### Part of a data file:
────

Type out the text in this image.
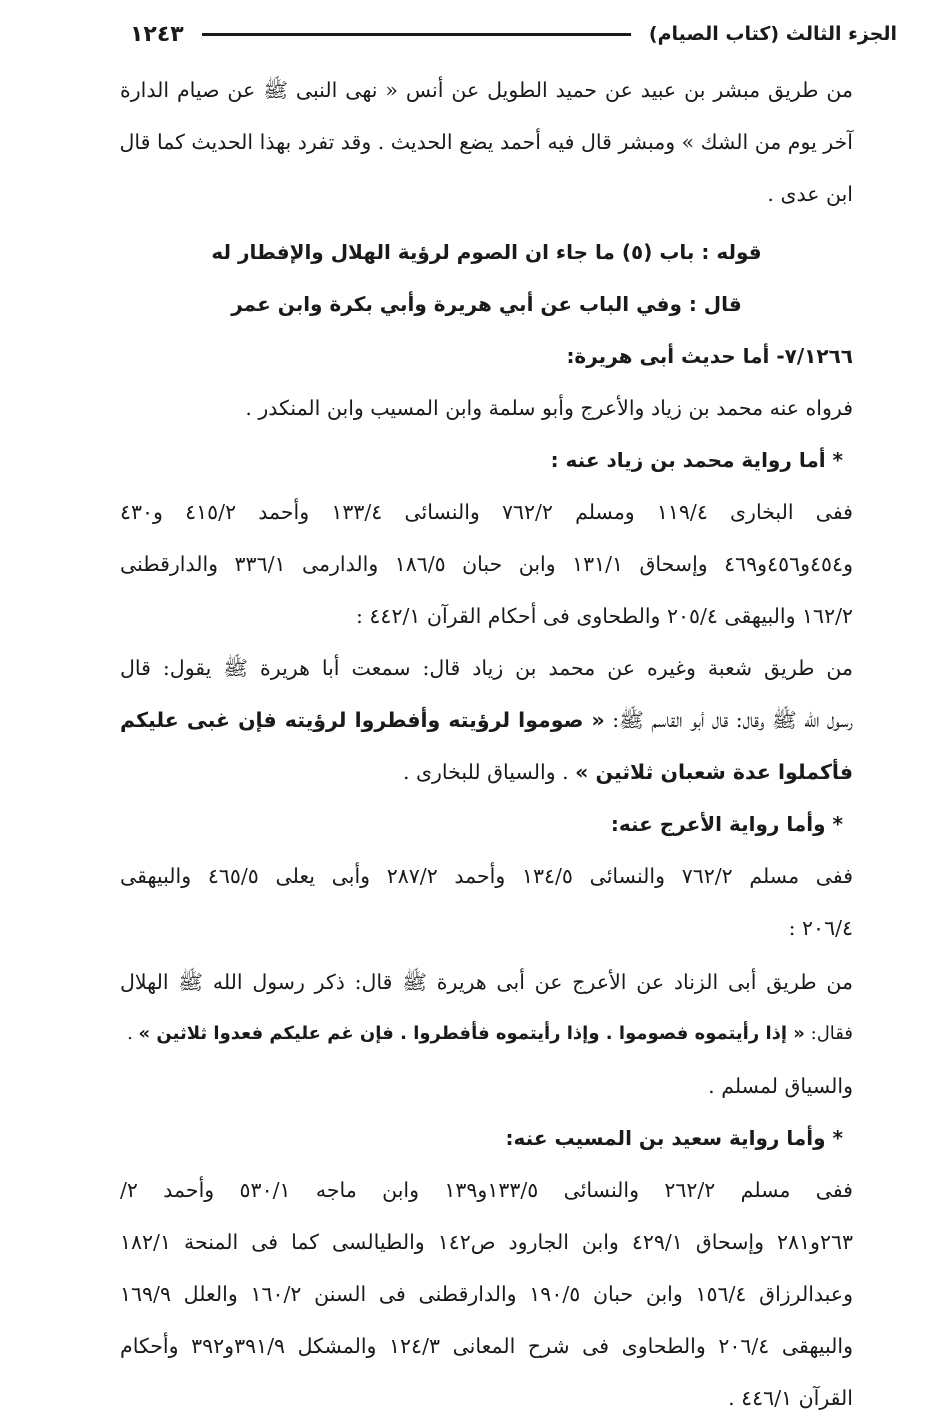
الجزء الثالث (كتاب الصيام)
١٢٤٣
من طريق مبشر بن عبيد عن حميد الطويل عن أنس « نهى النبى ﷺ عن صيام الدارة
آخر يوم من الشك » ومبشر قال فيه أحمد يضع الحديث . وقد تفرد بهذا الحديث كما قال
ابن عدى .
قوله : باب (٥) ما جاء ان الصوم لرؤية الهلال والإفطار له
قال : وفي الباب عن أبي هريرة وأبي بكرة وابن عمر
٧/١٢٦٦- أما حديث أبى هريرة:
فرواه عنه محمد بن زياد والأعرج وأبو سلمة وابن المسيب وابن المنكدر .
* أما رواية محمد بن زياد عنه :
ففى البخارى ١١٩/٤ ومسلم ٧٦٢/٢ والنسائى ١٣٣/٤ وأحمد ٤١٥/٢ و٤٣٠
و٤٥٤و٤٥٦و٤٦٩ وإسحاق ١٣١/١ وابن حبان ١٨٦/٥ والدارمى ٣٣٦/١ والدارقطنى
١٦٢/٢ والبيهقى ٢٠٥/٤ والطحاوى فى أحكام القرآن ٤٤٢/١ :
من طريق شعبة وغيره عن محمد بن زياد قال: سمعت أبا هريرة ﷺ يقول: قال
رسول الله ﷺ وقال: قال أبو القاسم ﷺ: « صوموا لرؤيته وأفطروا لرؤيته فإن غبى عليكم
فأكملوا عدة شعبان ثلاثين » . والسياق للبخارى .
* وأما رواية الأعرج عنه:
ففى مسلم ٧٦٢/٢ والنسائى ١٣٤/٥ وأحمد ٢٨٧/٢ وأبى يعلى ٤٦٥/٥ والبيهقى
٢٠٦/٤ :
من طريق أبى الزناد عن الأعرج عن أبى هريرة ﷺ قال: ذكر رسول الله ﷺ الهلال
فقال: « إذا رأيتموه فصوموا . وإذا رأيتموه فأفطروا . فإن غم عليكم فعدوا ثلاثين » .
والسياق لمسلم .
* وأما رواية سعيد بن المسيب عنه:
ففى مسلم ٢٦٢/٢ والنسائى ١٣٣/٥و١٣٩ وابن ماجه ٥٣٠/١ وأحمد ٢/
٢٦٣و٢٨١ وإسحاق ٤٢٩/١ وابن الجارود ص١٤٢ والطيالسى كما فى المنحة ١٨٢/١
وعبدالرزاق ١٥٦/٤ وابن حبان ١٩٠/٥ والدارقطنى فى السنن ١٦٠/٢ والعلل ١٦٩/٩
والبيهقى ٢٠٦/٤ والطحاوى فى شرح المعانى ١٢٤/٣ والمشكل ٣٩١/٩و٣٩٢ وأحكام
القرآن ٤٤٦/١ .
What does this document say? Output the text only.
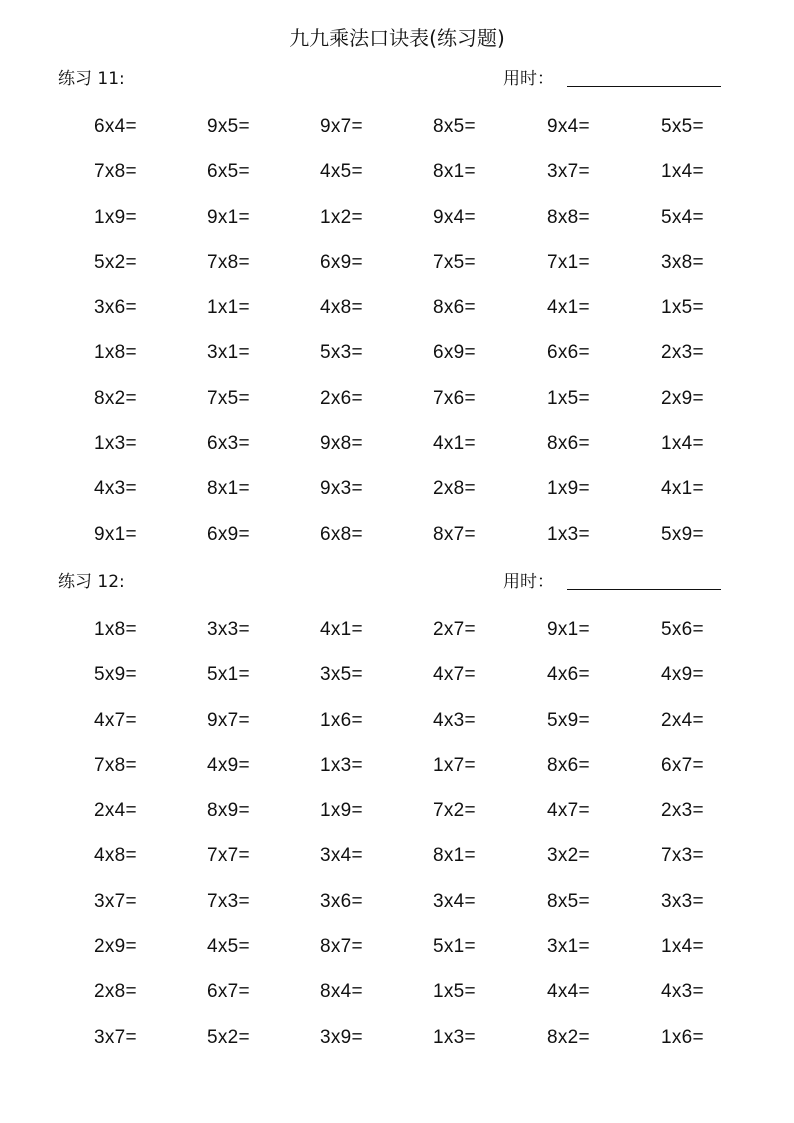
九九乘法口诀表(练习题)
练习 11:	用时：
6x4=	9x5=	9x7=	8x5=	9x4=	5x5=
7x8=	6x5=	4x5=	8x1=	3x7=	1x4=
1x9=	9x1=	1x2=	9x4=	8x8=	5x4=
5x2=	7x8=	6x9=	7x5=	7x1=	3x8=
3x6=	1x1=	4x8=	8x6=	4x1=	1x5=
1x8=	3x1=	5x3=	6x9=	6x6=	2x3=
8x2=	7x5=	2x6=	7x6=	1x5=	2x9=
1x3=	6x3=	9x8=	4x1=	8x6=	1x4=
4x3=	8x1=	9x3=	2x8=	1x9=	4x1=
9x1=	6x9=	6x8=	8x7=	1x3=	5x9=
练习 12:	用时：
1x8=	3x3=	4x1=	2x7=	9x1=	5x6=
5x9=	5x1=	3x5=	4x7=	4x6=	4x9=
4x7=	9x7=	1x6=	4x3=	5x9=	2x4=
7x8=	4x9=	1x3=	1x7=	8x6=	6x7=
2x4=	8x9=	1x9=	7x2=	4x7=	2x3=
4x8=	7x7=	3x4=	8x1=	3x2=	7x3=
3x7=	7x3=	3x6=	3x4=	8x5=	3x3=
2x9=	4x5=	8x7=	5x1=	3x1=	1x4=
2x8=	6x7=	8x4=	1x5=	4x4=	4x3=
3x7=	5x2=	3x9=	1x3=	8x2=	1x6=
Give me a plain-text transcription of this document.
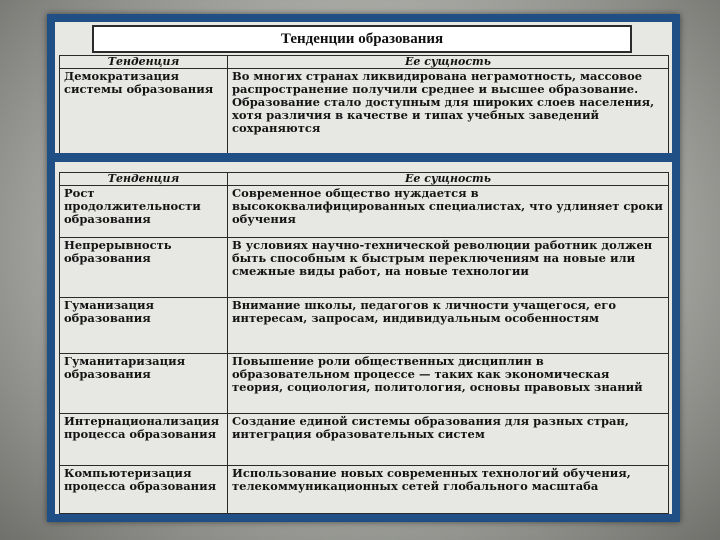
Тенденции образования
Тенденция	Ее сущность
Демократизация системы образования	Во многих странах ликвидирована неграмотность, массовое распространение получили среднее и высшее образование. Образование стало доступным для широких слоев населения, хотя различия в качестве и типах учебных заведений сохраняются
Тенденция	Ее сущность
Рост продолжительности образования	Современное общество нуждается в высококвалифицированных специалистах, что удлиняет сроки обучения
Непрерывность образования	В условиях научно-технической революции работник должен быть способным к быстрым переключениям на новые или смежные виды работ, на новые технологии
Гуманизация образования	Внимание школы, педагогов к личности учащегося, его интересам, запросам, индивидуальным особенностям
Гуманитаризация образования	Повышение роли общественных дисциплин в образовательном процессе — таких как экономическая теория, социология, политология, основы правовых знаний
Интернационализация процесса образования	Создание единой системы образования для разных стран, интеграция образовательных систем
Компьютеризация процесса образования	Использование новых современных технологий обучения, телекоммуникационных сетей глобального масштаба
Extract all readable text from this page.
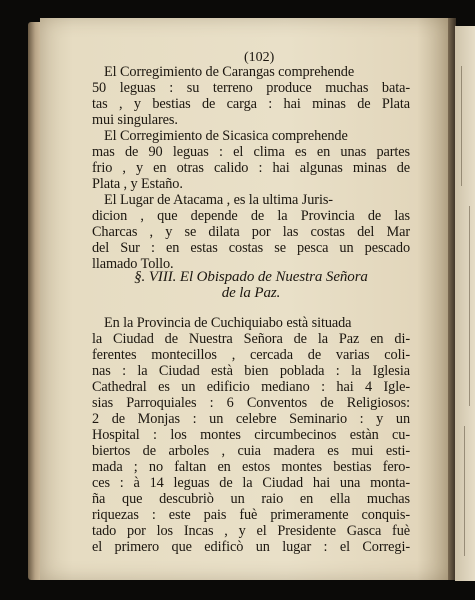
(102)
§. VIII. El Obispado de Nuestra Señora
de la Paz.
El Corregimiento de Carangas comprehende
50 leguas : su terreno produce muchas bata-
tas , y bestias de carga : hai minas de Plata
mui singulares.
El Corregimiento de Sicasica comprehende
mas de 90 leguas : el clima es en unas partes
frio , y en otras calido : hai algunas minas de
Plata , y Estaño.
El Lugar de Atacama , es la ultima Juris-
dicion , que depende de la Provincia de las
Charcas , y se dilata por las costas del Mar
del Sur : en estas costas se pesca un pescado
llamado Tollo.
En la Provincia de Cuchiquiabo està situada
la Ciudad de Nuestra Señora de la Paz en di-
ferentes montecillos , cercada de varias coli-
nas : la Ciudad està bien poblada : la Iglesia
Cathedral es un edificio mediano : hai 4 Igle-
sias Parroquiales : 6 Conventos de Religiosos:
2 de Monjas : un celebre Seminario : y un
Hospital : los montes circumbecinos estàn cu-
biertos de arboles , cuia madera es mui esti-
mada ; no faltan en estos montes bestias fero-
ces : à 14 leguas de la Ciudad hai una monta-
ña que descubriò un raio en ella muchas
riquezas : este pais fuè primeramente conquis-
tado por los Incas , y el Presidente Gasca fuè
el primero que edificò un lugar : el Corregi-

────

### Written task:
Print each of the records above exactly as written, leaving no picture in the copy.

### In response:
Type out the text in this image.
الجزء الثالث (كتاب الصيام)
١٢٤٣
من طريق مبشر بن عبيد عن حميد الطويل عن أنس « نهى النبى ﷺ عن صيام الدارة
آخر يوم من الشك » ومبشر قال فيه أحمد يضع الحديث . وقد تفرد بهذا الحديث كما قال
ابن عدى .
قوله : باب (٥) ما جاء ان الصوم لرؤية الهلال والإفطار له
قال : وفي الباب عن أبي هريرة وأبي بكرة وابن عمر
٧/١٢٦٦- أما حديث أبى هريرة:
فرواه عنه محمد بن زياد والأعرج وأبو سلمة وابن المسيب وابن المنكدر .
* أما رواية محمد بن زياد عنه :
ففى البخارى ١١٩/٤ ومسلم ٧٦٢/٢ والنسائى ١٣٣/٤ وأحمد ٤١٥/٢ و٤٣٠
و٤٥٤و٤٥٦و٤٦٩ وإسحاق ١٣١/١ وابن حبان ١٨٦/٥ والدارمى ٣٣٦/١ والدارقطنى
١٦٢/٢ والبيهقى ٢٠٥/٤ والطحاوى فى أحكام القرآن ٤٤٢/١ :
من طريق شعبة وغيره عن محمد بن زياد قال: سمعت أبا هريرة ﷺ يقول: قال
رسول الله ﷺ وقال: قال أبو القاسم ﷺ: « صوموا لرؤيته وأفطروا لرؤيته فإن غبى عليكم
فأكملوا عدة شعبان ثلاثين » . والسياق للبخارى .
* وأما رواية الأعرج عنه:
ففى مسلم ٧٦٢/٢ والنسائى ١٣٤/٥ وأحمد ٢٨٧/٢ وأبى يعلى ٤٦٥/٥ والبيهقى
٢٠٦/٤ :
من طريق أبى الزناد عن الأعرج عن أبى هريرة ﷺ قال: ذكر رسول الله ﷺ الهلال
فقال: « إذا رأيتموه فصوموا . وإذا رأيتموه فأفطروا . فإن غم عليكم فعدوا ثلاثين » .
والسياق لمسلم .
* وأما رواية سعيد بن المسيب عنه:
ففى مسلم ٢٦٢/٢ والنسائى ١٣٣/٥و١٣٩ وابن ماجه ٥٣٠/١ وأحمد ٢/
٢٦٣و٢٨١ وإسحاق ٤٢٩/١ وابن الجارود ص١٤٢ والطيالسى كما فى المنحة ١٨٢/١
وعبدالرزاق ١٥٦/٤ وابن حبان ١٩٠/٥ والدارقطنى فى السنن ١٦٠/٢ والعلل ١٦٩/٩
والبيهقى ٢٠٦/٤ والطحاوى فى شرح المعانى ١٢٤/٣ والمشكل ٣٩١/٩و٣٩٢ وأحكام
القرآن ٤٤٦/١ .
What does this document say? Output the text only.
九九乘法口诀表(练习题)
练习 11:	用时：
6x4=	9x5=	9x7=	8x5=	9x4=	5x5=
7x8=	6x5=	4x5=	8x1=	3x7=	1x4=
1x9=	9x1=	1x2=	9x4=	8x8=	5x4=
5x2=	7x8=	6x9=	7x5=	7x1=	3x8=
3x6=	1x1=	4x8=	8x6=	4x1=	1x5=
1x8=	3x1=	5x3=	6x9=	6x6=	2x3=
8x2=	7x5=	2x6=	7x6=	1x5=	2x9=
1x3=	6x3=	9x8=	4x1=	8x6=	1x4=
4x3=	8x1=	9x3=	2x8=	1x9=	4x1=
9x1=	6x9=	6x8=	8x7=	1x3=	5x9=
练习 12:	用时：
1x8=	3x3=	4x1=	2x7=	9x1=	5x6=
5x9=	5x1=	3x5=	4x7=	4x6=	4x9=
4x7=	9x7=	1x6=	4x3=	5x9=	2x4=
7x8=	4x9=	1x3=	1x7=	8x6=	6x7=
2x4=	8x9=	1x9=	7x2=	4x7=	2x3=
4x8=	7x7=	3x4=	8x1=	3x2=	7x3=
3x7=	7x3=	3x6=	3x4=	8x5=	3x3=
2x9=	4x5=	8x7=	5x1=	3x1=	1x4=
2x8=	6x7=	8x4=	1x5=	4x4=	4x3=
3x7=	5x2=	3x9=	1x3=	8x2=	1x6=
Give me a plain-text transcription of this document.
Тенденции образования
Тенденция	Ее сущность
Демократизация системы образования	Во многих странах ликвидирована неграмотность, массовое распространение получили среднее и высшее образование. Образование стало доступным для широких слоев населения, хотя различия в качестве и типах учебных заведений сохраняются
Тенденция	Ее сущность
Рост продолжительности образования	Современное общество нуждается в высококвалифицированных специалистах, что удлиняет сроки обучения
Непрерывность образования	В условиях научно-технической революции работник должен быть способным к быстрым переключениям на новые или смежные виды работ, на новые технологии
Гуманизация образования	Внимание школы, педагогов к личности учащегося, его интересам, запросам, индивидуальным особенностям
Гуманитаризация образования	Повышение роли общественных дисциплин в образовательном процессе — таких как экономическая теория, социология, политология, основы правовых знаний
Интернационализация процесса образования	Создание единой системы образования для разных стран, интеграция образовательных систем
Компьютеризация процесса образования	Использование новых современных технологий обучения, телекоммуникационных сетей глобального масштаба
Extract all readable text from this page.
(102)
§. VIII. El Obispado de Nuestra Señora
de la Paz.
El Corregimiento de Carangas comprehende
50 leguas : su terreno produce muchas bata-
tas , y bestias de carga : hai minas de Plata
mui singulares.
El Corregimiento de Sicasica comprehende
mas de 90 leguas : el clima es en unas partes
frio , y en otras calido : hai algunas minas de
Plata , y Estaño.
El Lugar de Atacama , es la ultima Juris-
dicion , que depende de la Provincia de las
Charcas , y se dilata por las costas del Mar
del Sur : en estas costas se pesca un pescado
llamado Tollo.
En la Provincia de Cuchiquiabo està situada
la Ciudad de Nuestra Señora de la Paz en di-
ferentes montecillos , cercada de varias coli-
nas : la Ciudad està bien poblada : la Iglesia
Cathedral es un edificio mediano : hai 4 Igle-
sias Parroquiales : 6 Conventos de Religiosos:
2 de Monjas : un celebre Seminario : y un
Hospital : los montes circumbecinos estàn cu-
biertos de arboles , cuia madera es mui esti-
mada ; no faltan en estos montes bestias fero-
ces : à 14 leguas de la Ciudad hai una monta-
ña que descubriò un raio en ella muchas
riquezas : este pais fuè primeramente conquis-
tado por los Incas , y el Presidente Gasca fuè
el primero que edificò un lugar : el Corregi-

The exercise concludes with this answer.